TASK OBJECTIVE
State how many lines of the entries below hold the word "darkgreen"; reply with nothing but the number.

-- begin RAW RECORDS --

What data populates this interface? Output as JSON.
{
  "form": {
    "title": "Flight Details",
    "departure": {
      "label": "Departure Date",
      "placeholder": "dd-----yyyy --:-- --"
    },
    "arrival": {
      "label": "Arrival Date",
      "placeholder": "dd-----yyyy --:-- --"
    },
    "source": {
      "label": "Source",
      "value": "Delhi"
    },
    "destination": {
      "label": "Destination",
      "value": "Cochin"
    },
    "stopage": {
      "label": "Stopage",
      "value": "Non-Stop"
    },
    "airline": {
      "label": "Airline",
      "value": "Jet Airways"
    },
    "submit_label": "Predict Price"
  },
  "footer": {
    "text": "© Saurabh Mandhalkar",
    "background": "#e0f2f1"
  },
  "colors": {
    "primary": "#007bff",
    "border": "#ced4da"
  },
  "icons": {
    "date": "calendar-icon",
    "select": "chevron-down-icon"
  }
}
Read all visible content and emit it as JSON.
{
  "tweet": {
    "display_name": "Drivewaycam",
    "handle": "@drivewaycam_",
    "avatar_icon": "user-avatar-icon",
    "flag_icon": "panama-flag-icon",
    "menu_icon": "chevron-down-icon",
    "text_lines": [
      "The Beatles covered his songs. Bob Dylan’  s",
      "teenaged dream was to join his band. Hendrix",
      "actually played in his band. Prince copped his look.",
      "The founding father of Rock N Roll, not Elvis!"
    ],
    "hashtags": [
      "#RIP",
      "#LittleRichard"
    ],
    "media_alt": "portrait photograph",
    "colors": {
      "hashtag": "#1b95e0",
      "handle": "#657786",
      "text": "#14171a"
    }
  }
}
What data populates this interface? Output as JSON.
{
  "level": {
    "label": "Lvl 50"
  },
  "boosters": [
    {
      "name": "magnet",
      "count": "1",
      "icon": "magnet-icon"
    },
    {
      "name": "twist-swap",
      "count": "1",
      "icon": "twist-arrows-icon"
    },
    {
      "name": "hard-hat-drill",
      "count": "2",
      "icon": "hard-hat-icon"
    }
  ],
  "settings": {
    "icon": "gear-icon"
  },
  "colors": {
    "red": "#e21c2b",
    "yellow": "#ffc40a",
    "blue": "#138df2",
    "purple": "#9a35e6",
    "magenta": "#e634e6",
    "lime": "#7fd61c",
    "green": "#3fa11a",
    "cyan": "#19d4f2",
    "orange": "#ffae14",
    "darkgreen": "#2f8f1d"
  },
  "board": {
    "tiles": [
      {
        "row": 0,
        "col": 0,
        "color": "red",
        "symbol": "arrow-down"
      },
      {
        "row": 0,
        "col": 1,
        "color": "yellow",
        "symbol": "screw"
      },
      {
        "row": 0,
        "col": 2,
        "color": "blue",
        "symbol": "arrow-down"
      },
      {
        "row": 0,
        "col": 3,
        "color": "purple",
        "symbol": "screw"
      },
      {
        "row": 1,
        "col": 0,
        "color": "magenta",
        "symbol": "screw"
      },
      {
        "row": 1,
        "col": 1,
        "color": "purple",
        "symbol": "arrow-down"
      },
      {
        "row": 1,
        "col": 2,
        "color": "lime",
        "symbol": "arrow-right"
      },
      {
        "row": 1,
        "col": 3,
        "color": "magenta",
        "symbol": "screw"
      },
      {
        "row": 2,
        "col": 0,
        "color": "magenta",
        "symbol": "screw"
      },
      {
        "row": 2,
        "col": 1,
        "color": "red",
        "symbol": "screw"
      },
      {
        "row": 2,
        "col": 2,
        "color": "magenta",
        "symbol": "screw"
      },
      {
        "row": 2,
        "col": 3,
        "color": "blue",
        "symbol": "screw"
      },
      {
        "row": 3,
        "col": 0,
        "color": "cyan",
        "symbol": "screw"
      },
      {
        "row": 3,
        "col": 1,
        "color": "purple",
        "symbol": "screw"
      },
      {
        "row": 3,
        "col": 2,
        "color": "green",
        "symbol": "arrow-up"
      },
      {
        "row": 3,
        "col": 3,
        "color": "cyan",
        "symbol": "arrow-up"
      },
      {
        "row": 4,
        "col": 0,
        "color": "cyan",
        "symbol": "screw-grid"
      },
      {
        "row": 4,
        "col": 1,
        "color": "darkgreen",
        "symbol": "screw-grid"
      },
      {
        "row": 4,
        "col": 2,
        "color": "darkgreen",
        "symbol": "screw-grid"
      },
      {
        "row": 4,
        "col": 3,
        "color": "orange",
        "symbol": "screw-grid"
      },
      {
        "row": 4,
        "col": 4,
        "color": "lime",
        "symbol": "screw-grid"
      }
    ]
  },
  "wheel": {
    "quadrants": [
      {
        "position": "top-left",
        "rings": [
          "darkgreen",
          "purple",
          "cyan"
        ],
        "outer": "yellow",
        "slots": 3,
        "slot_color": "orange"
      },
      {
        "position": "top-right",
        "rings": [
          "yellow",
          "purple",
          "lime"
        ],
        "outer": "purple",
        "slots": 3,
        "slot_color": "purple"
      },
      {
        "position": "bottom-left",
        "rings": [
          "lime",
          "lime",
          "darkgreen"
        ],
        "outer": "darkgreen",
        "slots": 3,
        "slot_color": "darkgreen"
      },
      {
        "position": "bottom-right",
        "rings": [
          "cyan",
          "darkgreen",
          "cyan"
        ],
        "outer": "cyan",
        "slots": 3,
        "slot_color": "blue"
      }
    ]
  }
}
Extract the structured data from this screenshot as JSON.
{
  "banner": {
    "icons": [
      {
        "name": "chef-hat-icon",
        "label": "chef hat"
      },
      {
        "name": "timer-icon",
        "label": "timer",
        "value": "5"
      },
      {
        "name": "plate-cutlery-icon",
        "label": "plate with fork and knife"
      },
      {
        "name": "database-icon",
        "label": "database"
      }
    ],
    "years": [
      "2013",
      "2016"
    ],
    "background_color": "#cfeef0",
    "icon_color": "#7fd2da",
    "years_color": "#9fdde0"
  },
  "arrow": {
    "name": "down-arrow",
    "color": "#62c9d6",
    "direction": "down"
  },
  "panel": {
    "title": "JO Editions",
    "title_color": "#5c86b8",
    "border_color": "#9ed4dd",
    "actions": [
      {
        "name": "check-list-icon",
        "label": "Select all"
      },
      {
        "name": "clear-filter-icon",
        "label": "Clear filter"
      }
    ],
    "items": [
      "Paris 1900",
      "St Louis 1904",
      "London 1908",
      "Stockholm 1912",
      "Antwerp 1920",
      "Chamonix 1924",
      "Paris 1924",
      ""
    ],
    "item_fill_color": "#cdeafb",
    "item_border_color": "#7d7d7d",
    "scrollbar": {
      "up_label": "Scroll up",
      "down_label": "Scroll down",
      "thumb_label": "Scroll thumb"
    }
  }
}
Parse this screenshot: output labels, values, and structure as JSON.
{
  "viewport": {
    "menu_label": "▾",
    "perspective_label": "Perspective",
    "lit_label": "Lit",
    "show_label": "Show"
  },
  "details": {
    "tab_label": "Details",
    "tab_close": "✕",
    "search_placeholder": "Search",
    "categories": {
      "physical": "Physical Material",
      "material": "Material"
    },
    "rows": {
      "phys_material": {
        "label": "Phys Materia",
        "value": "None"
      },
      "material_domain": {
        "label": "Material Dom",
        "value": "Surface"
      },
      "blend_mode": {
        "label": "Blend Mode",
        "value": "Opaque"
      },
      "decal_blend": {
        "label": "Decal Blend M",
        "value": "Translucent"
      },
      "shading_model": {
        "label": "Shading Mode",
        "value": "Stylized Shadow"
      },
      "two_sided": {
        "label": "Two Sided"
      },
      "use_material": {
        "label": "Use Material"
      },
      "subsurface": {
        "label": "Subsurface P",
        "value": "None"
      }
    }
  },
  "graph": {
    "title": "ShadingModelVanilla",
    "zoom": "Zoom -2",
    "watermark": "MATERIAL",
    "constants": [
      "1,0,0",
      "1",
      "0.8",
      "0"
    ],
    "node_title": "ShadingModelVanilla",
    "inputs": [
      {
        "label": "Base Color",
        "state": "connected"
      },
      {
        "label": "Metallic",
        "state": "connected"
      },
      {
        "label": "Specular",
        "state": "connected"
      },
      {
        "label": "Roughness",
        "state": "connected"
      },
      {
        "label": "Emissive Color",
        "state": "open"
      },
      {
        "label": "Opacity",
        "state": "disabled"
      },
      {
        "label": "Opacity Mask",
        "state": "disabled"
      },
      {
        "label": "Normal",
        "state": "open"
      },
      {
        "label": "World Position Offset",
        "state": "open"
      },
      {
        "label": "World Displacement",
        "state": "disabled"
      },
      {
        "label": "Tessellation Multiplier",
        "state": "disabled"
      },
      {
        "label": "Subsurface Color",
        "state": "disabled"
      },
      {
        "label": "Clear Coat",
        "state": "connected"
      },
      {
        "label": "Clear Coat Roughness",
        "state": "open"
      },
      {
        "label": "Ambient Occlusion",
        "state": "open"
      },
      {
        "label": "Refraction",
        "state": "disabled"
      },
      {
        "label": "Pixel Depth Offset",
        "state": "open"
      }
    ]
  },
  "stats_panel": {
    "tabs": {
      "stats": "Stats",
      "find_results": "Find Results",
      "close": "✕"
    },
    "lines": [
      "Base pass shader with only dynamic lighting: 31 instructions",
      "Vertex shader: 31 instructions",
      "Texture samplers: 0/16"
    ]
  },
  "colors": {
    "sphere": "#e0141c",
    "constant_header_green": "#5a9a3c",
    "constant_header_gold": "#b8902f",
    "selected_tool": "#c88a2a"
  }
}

-- end RAW RECORDS --

WRITTEN RESPONSE
8